Exercise brief: Reproduce every line of the items below with "SIZE CHART" swapped for "SIZING CHART" and everything else unchanged, omitting the pictures.
---
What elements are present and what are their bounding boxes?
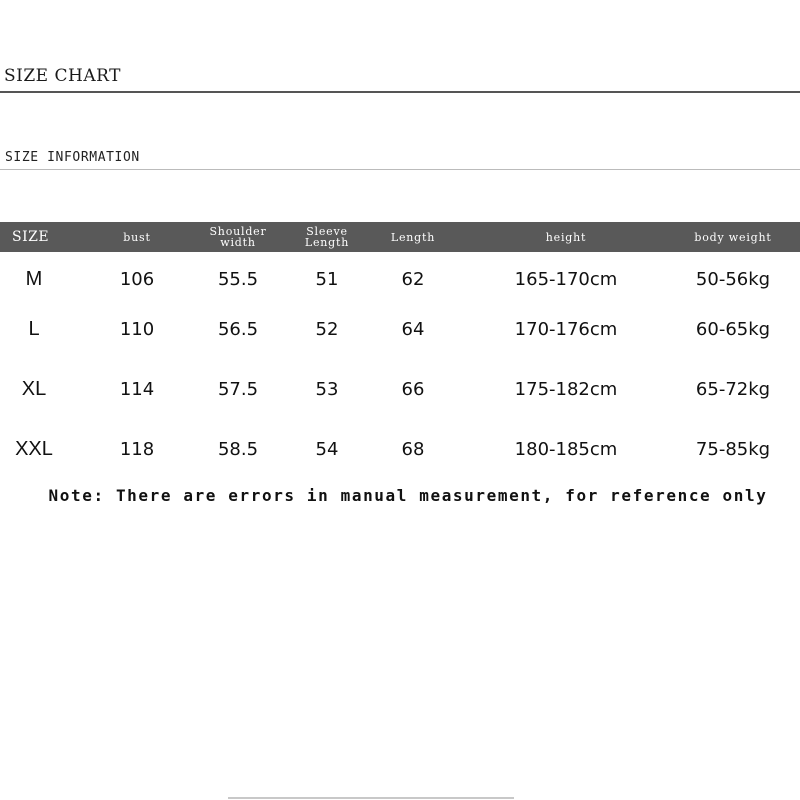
cell-length: 62 — [401, 268, 425, 290]
cell-body-weight: 75-85kg — [695, 438, 771, 460]
measurement-note: Note: There are errors in manual measurement, for reference only — [48, 486, 768, 505]
section-title: SIZE INFORMATION — [5, 150, 140, 165]
cell-sleeve-length: 54 — [315, 438, 339, 460]
cell-body-weight: 60-65kg — [695, 318, 771, 340]
cell-height: 170-176cm — [514, 318, 618, 340]
bottom-divider — [228, 797, 514, 799]
cell-sleeve-length: 51 — [315, 268, 339, 290]
cell-size: XL — [21, 377, 47, 400]
cell-bust: 110 — [119, 318, 155, 340]
header-sleeve-length: Sleeve Length — [304, 225, 350, 249]
cell-sleeve-length: 53 — [315, 378, 339, 400]
cell-length: 66 — [401, 378, 425, 400]
cell-height: 175-182cm — [514, 378, 618, 400]
cell-size: M — [25, 267, 43, 290]
page-title: SIZE CHART — [4, 66, 121, 86]
cell-sleeve-length: 52 — [315, 318, 339, 340]
cell-shoulder-width: 58.5 — [217, 438, 259, 460]
title-divider — [0, 91, 800, 93]
cell-shoulder-width: 56.5 — [217, 318, 259, 340]
cell-shoulder-width: 55.5 — [217, 268, 259, 290]
cell-height: 165-170cm — [514, 268, 618, 290]
cell-length: 64 — [401, 318, 425, 340]
cell-bust: 118 — [119, 438, 155, 460]
cell-shoulder-width: 57.5 — [217, 378, 259, 400]
header-size: SIZE — [12, 228, 50, 245]
header-height: height — [545, 230, 587, 244]
header-shoulder-width: Shoulder width — [209, 225, 267, 249]
cell-body-weight: 65-72kg — [695, 378, 771, 400]
header-body-weight: body weight — [694, 230, 772, 244]
section-divider — [0, 169, 800, 170]
cell-length: 68 — [401, 438, 425, 460]
cell-bust: 114 — [119, 378, 155, 400]
header-bust: bust — [123, 230, 151, 244]
cell-body-weight: 50-56kg — [695, 268, 771, 290]
cell-height: 180-185cm — [514, 438, 618, 460]
cell-size: XXL — [15, 437, 53, 460]
header-length: Length — [390, 230, 436, 244]
cell-size: L — [28, 317, 40, 340]
cell-bust: 106 — [119, 268, 155, 290]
---
Task response:
What elements are present and what are their bounding boxes?
cell-length: 62 — [401, 268, 425, 290]
cell-body-weight: 75-85kg — [695, 438, 771, 460]
measurement-note: Note: There are errors in manual measurement, for reference only — [48, 486, 768, 505]
section-title: SIZE INFORMATION — [5, 150, 140, 165]
cell-sleeve-length: 54 — [315, 438, 339, 460]
cell-body-weight: 60-65kg — [695, 318, 771, 340]
cell-height: 170-176cm — [514, 318, 618, 340]
bottom-divider — [228, 797, 514, 799]
cell-sleeve-length: 51 — [315, 268, 339, 290]
cell-size: XL — [21, 377, 47, 400]
cell-bust: 110 — [119, 318, 155, 340]
header-sleeve-length: Sleeve Length — [304, 225, 350, 249]
cell-sleeve-length: 53 — [315, 378, 339, 400]
cell-length: 66 — [401, 378, 425, 400]
cell-height: 175-182cm — [514, 378, 618, 400]
cell-size: M — [25, 267, 43, 290]
page-title: SIZING CHART — [4, 66, 121, 86]
cell-sleeve-length: 52 — [315, 318, 339, 340]
cell-shoulder-width: 58.5 — [217, 438, 259, 460]
title-divider — [0, 91, 800, 93]
cell-shoulder-width: 56.5 — [217, 318, 259, 340]
cell-shoulder-width: 55.5 — [217, 268, 259, 290]
cell-height: 165-170cm — [514, 268, 618, 290]
cell-length: 64 — [401, 318, 425, 340]
cell-bust: 118 — [119, 438, 155, 460]
cell-shoulder-width: 57.5 — [217, 378, 259, 400]
header-size: SIZE — [12, 228, 50, 245]
header-height: height — [545, 230, 587, 244]
header-shoulder-width: Shoulder width — [209, 225, 267, 249]
cell-body-weight: 65-72kg — [695, 378, 771, 400]
header-body-weight: body weight — [694, 230, 772, 244]
section-divider — [0, 169, 800, 170]
cell-length: 68 — [401, 438, 425, 460]
cell-bust: 114 — [119, 378, 155, 400]
header-bust: bust — [123, 230, 151, 244]
cell-body-weight: 50-56kg — [695, 268, 771, 290]
cell-height: 180-185cm — [514, 438, 618, 460]
cell-size: XXL — [15, 437, 53, 460]
header-length: Length — [390, 230, 436, 244]
cell-size: L — [28, 317, 40, 340]
cell-bust: 106 — [119, 268, 155, 290]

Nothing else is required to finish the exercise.